>> START Dataset

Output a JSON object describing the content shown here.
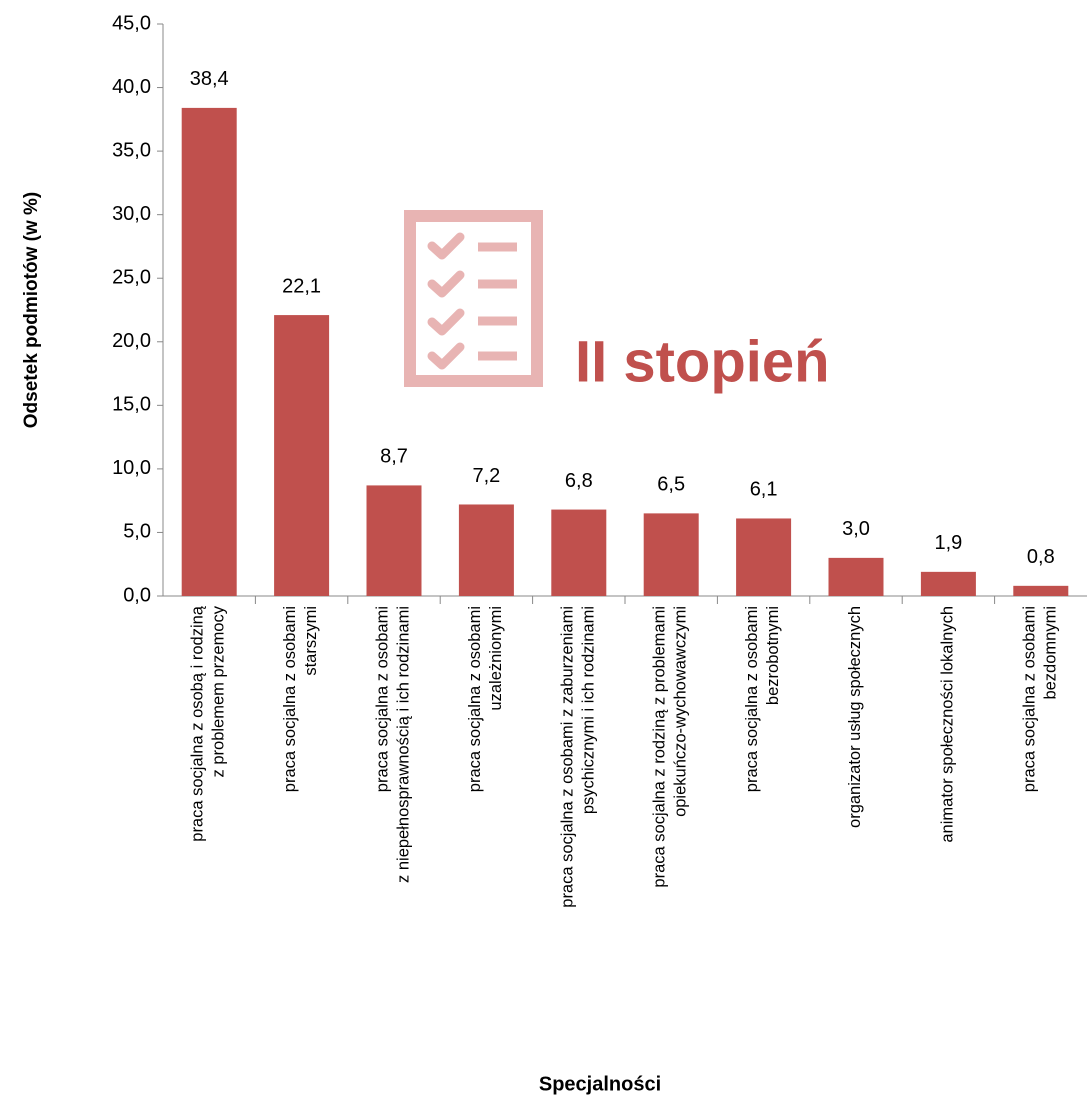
{
  "chart_data": {
    "type": "bar",
    "annotation": "II stopień",
    "y_label": "Odsetek podmiotów (w %)",
    "x_label": "Specjalności",
    "categories": [
      "praca socjalna z osobą i rodziną\nz problemem przemocy",
      "praca socjalna z osobami\nstarszymi",
      "praca socjalna z osobami\nz niepełnosprawnością i ich rodzinami",
      "praca socjalna z osobami\nuzależnionymi",
      "praca socjalna z osobami z zaburzeniami\npsychicznymi i ich rodzinami",
      "praca socjalna z rodziną z problemami\nopiekuńczo-wychowawczymi",
      "praca socjalna z osobami\nbezrobotnymi",
      "organizator usług społecznych",
      "animator społeczności lokalnych",
      "praca socjalna z osobami\nbezdomnymi"
    ],
    "values": [
      38.4,
      22.1,
      8.7,
      7.2,
      6.8,
      6.5,
      6.1,
      3.0,
      1.9,
      0.8
    ],
    "value_labels": [
      "38,4",
      "22,1",
      "8,7",
      "7,2",
      "6,8",
      "6,5",
      "6,1",
      "3,0",
      "1,9",
      "0,8"
    ],
    "color": "#c0504d",
    "ylim": [
      0,
      45
    ],
    "yticks": [
      {
        "value": 0,
        "label": "0,0"
      },
      {
        "value": 5,
        "label": "5,0"
      },
      {
        "value": 10,
        "label": "10,0"
      },
      {
        "value": 15,
        "label": "15,0"
      },
      {
        "value": 20,
        "label": "20,0"
      },
      {
        "value": 25,
        "label": "25,0"
      },
      {
        "value": 30,
        "label": "30,0"
      },
      {
        "value": 35,
        "label": "35,0"
      },
      {
        "value": 40,
        "label": "40,0"
      },
      {
        "value": 45,
        "label": "45,0"
      }
    ],
    "grid": false
  }
}
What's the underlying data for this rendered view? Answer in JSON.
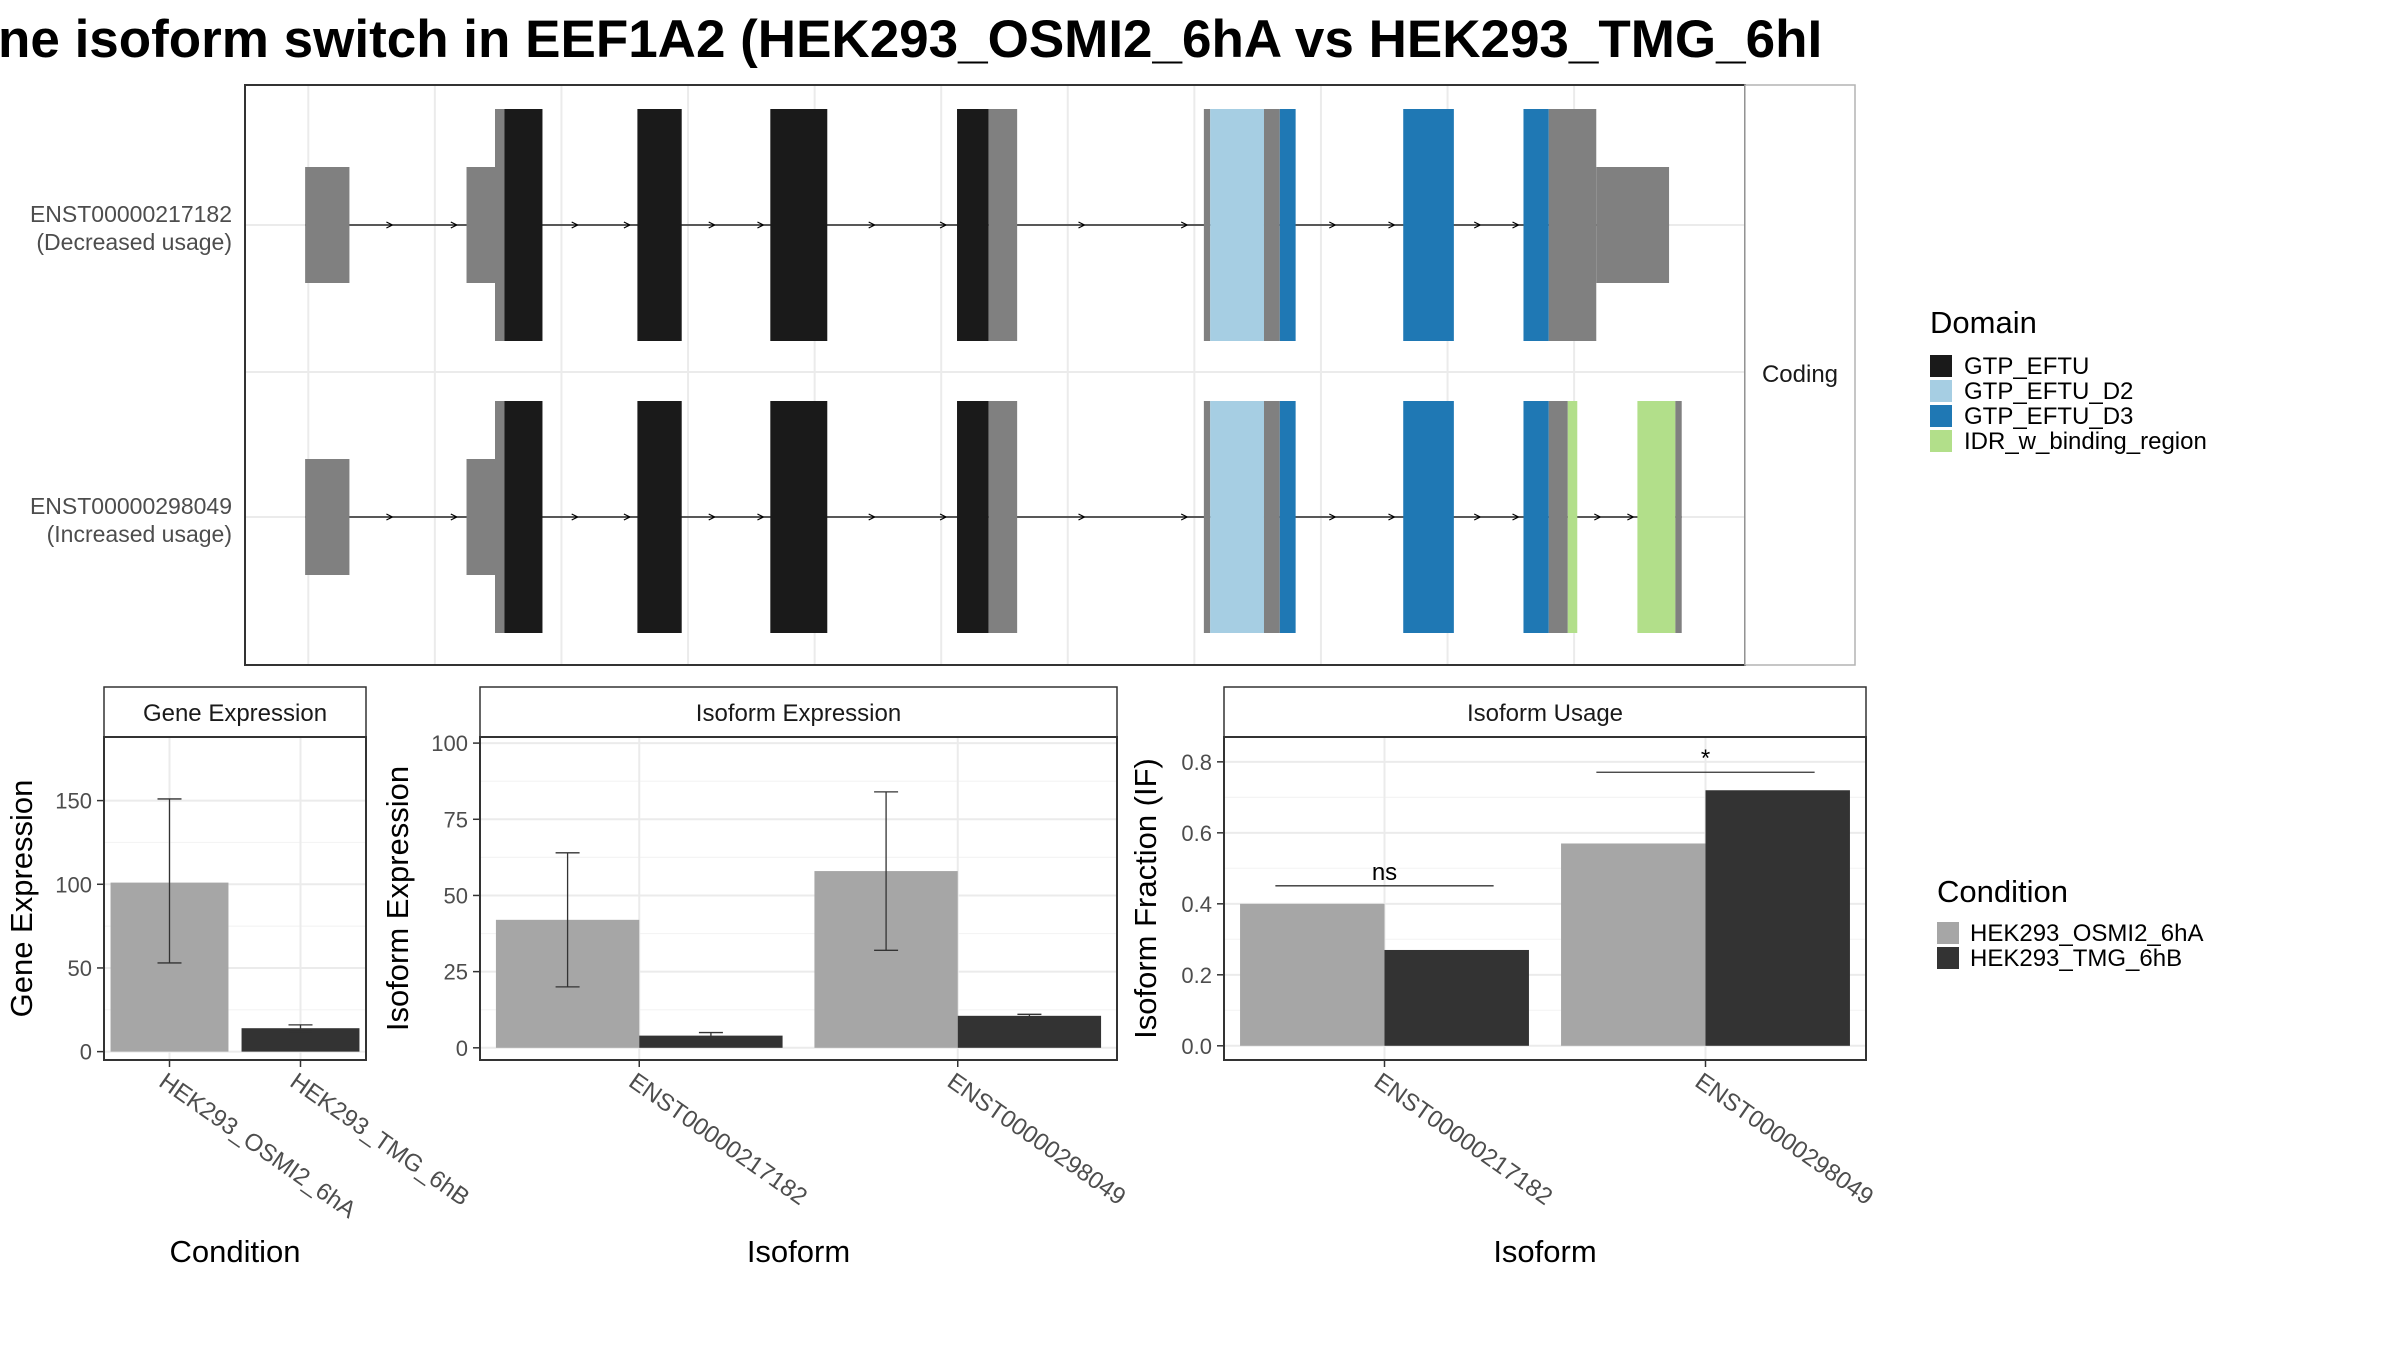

>> END Dataset

§ What you need to do: Pictures are excluded; copy every other part of the records exactly.

§ The answer:
Output a JSON object describing the content shown here.
{
  "chart_data": {
    "type": "bar",
    "annotation": "II stopień",
    "y_label": "Odsetek podmiotów (w %)",
    "x_label": "Specjalności",
    "categories": [
      "praca socjalna z osobą i rodziną\nz problemem przemocy",
      "praca socjalna z osobami\nstarszymi",
      "praca socjalna z osobami\nz niepełnosprawnością i ich rodzinami",
      "praca socjalna z osobami\nuzależnionymi",
      "praca socjalna z osobami z zaburzeniami\npsychicznymi i ich rodzinami",
      "praca socjalna z rodziną z problemami\nopiekuńczo-wychowawczymi",
      "praca socjalna z osobami\nbezrobotnymi",
      "organizator usług społecznych",
      "animator społeczności lokalnych",
      "praca socjalna z osobami\nbezdomnymi"
    ],
    "values": [
      38.4,
      22.1,
      8.7,
      7.2,
      6.8,
      6.5,
      6.1,
      3.0,
      1.9,
      0.8
    ],
    "value_labels": [
      "38,4",
      "22,1",
      "8,7",
      "7,2",
      "6,8",
      "6,5",
      "6,1",
      "3,0",
      "1,9",
      "0,8"
    ],
    "color": "#c0504d",
    "ylim": [
      0,
      45
    ],
    "yticks": [
      {
        "value": 0,
        "label": "0,0"
      },
      {
        "value": 5,
        "label": "5,0"
      },
      {
        "value": 10,
        "label": "10,0"
      },
      {
        "value": 15,
        "label": "15,0"
      },
      {
        "value": 20,
        "label": "20,0"
      },
      {
        "value": 25,
        "label": "25,0"
      },
      {
        "value": 30,
        "label": "30,0"
      },
      {
        "value": 35,
        "label": "35,0"
      },
      {
        "value": 40,
        "label": "40,0"
      },
      {
        "value": 45,
        "label": "45,0"
      }
    ],
    "grid": false
  }
}
What's the underlying data for this rendered view? Answer in JSON.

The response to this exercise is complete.